O Engenho Central será palco, neste sábado (6) e domingo (7), da 14ª edição do Festival Curau, que em 2025 reúne nomes consagrados da música brasileira, como Chico César, Karnak e Melly. A programação é gratuita e os ingressos podem ser retirados pelo site oficial do evento ou diretamente na portaria.
Idealizado pelo Instituto Curau, o festival é viabilizado pela PNAB (Política Nacional Aldir Blanc) e pela PNCV (Política Nacional de Cultura Viva), do Ministério da Cultura, com apoio da secretaria da Cultura, Economia e Indústria Criativas do Estado e da Prefeitura de Piracicaba.
Diversidade musical e cultura popular
No sábado, um dos destaques é o espetáculo Auto do Guriatã, que leva ao palco a força do Bumba meu Boi com as mestras Ana Maria Carvalho e Graça Reis e os mestres Sapopemba e Tião Carvalho, além da participação especial do tradicional Boi de Maracanã, do Maranhão. A noite termina com o aguardado show de Chico César, que apresenta a turnê comemorativa dos 30 anos do álbum Aos Vivos.
A programação tem início às 14h, com shows de Americana Jazz Big Band, Criando Pontes, Matuto S.A., Nelson D e Samba de Lenço Mestre Antônio Carlos Ferraz, que convida o Samba de Bumbo Nestão Estevam. O público também poderá participar de vivências no Galpão Arandu, além de visitar a feira criativa e o espaço gastronômico.
No domingo, a abertura fica por conta do grupo piracicabano Quilombola, que recebe o pesquisador e escritor Luiz Antônio Simas para uma roda de samba e palestra aberta. No palco principal, a banda Karnak, fundada por André Abujamra, promete uma apresentação marcada pela mistura de rock, música eletrônica e ritmos brasileiros. Quem encerra o festival é a cantora Melly, indicada ao Grammy Latino 2024 e um dos nomes em ascensão do R&B nacional.

⁂

## TAREFAS
**a.** No texto sobre o Festival Curau, quem faz a abertura no domingo?
**b.** Por favor, prolongue o texto sobre o Festival Curau a partir do ponto em que ele termina.
A listagem não é necessária.

⁂

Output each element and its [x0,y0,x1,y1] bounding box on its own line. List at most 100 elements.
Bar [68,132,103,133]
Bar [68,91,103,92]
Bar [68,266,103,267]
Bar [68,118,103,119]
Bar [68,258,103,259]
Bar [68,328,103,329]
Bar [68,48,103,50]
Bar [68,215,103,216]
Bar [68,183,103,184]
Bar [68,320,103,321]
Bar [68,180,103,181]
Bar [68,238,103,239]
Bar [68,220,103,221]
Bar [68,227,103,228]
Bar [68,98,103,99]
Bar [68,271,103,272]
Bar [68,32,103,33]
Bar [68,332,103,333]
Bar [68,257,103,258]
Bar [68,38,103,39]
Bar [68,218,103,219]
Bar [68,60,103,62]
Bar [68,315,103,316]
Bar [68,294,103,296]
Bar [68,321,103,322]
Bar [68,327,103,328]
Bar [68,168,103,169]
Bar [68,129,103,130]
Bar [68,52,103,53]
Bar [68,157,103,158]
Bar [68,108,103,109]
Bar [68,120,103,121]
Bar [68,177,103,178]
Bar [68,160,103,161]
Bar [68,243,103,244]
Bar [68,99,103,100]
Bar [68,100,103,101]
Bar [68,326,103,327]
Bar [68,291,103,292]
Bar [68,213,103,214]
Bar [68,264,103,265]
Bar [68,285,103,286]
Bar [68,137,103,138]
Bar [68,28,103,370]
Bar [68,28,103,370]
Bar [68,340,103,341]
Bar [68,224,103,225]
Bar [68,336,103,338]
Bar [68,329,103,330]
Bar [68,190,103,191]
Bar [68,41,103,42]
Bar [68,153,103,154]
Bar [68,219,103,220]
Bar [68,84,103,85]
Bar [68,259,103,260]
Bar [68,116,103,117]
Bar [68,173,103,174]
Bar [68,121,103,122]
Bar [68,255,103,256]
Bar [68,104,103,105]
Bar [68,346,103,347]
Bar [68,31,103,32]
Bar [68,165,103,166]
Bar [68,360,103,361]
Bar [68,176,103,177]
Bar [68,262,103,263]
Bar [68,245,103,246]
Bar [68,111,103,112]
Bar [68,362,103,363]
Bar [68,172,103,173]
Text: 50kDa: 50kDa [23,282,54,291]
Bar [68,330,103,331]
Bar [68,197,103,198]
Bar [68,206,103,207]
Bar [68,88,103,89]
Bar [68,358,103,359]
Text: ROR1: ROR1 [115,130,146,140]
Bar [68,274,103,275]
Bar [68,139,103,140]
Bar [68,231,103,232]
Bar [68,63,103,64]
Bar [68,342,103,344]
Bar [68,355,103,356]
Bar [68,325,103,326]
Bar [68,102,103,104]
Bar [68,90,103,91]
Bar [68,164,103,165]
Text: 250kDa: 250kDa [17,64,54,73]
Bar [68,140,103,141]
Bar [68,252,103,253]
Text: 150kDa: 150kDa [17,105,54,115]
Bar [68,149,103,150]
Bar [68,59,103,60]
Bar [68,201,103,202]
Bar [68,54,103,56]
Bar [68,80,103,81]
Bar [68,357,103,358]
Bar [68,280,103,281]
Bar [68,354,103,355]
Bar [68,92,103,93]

⁂

## RESPOSTAS NUMERADAS
**a.** O grupo piracicabano Quilombola, que recebe o pesquisador e escritor Luiz Antônio Simas.

**b.**
Também integram a programação de domingo Cantavento, Congada de São Benedito e Batuque de Umbigada de Capivari. O Galpão Arandu recebe ainda a Feijoada Quilombola, atividades reflexivas e apresentações musicais.
Festival enraizado no território
Criado em 2012 por Mari Pedrozo e Leo Magnin, com coordenação atual compartilhada com Mayra Kristina, o Festival Curau consolidou-se como um encontro entre artistas, coletivos, mestres e público em torno da cultura popular. Para os organizadores, o evento preserva tradições ao mesmo tempo em que promove o diálogo com linguagens contemporâneas.
“Buscamos evidenciar a cultura popular e fortalecer manifestações tradicionais e atuais. Nesta edição, investimos em uma estrutura maior e em uma programação ainda mais diversa”
afirma Leo Magnin
Mari Pedrozo ressalta o caráter colaborativo do festival e sua relação com o território piracicabano, enquanto Mayra Kristina destaca que o nome Curau sigla para Culturas Regionais e Artes Urbanas sintetiza a proposta de unir tradição e contemporaneidade.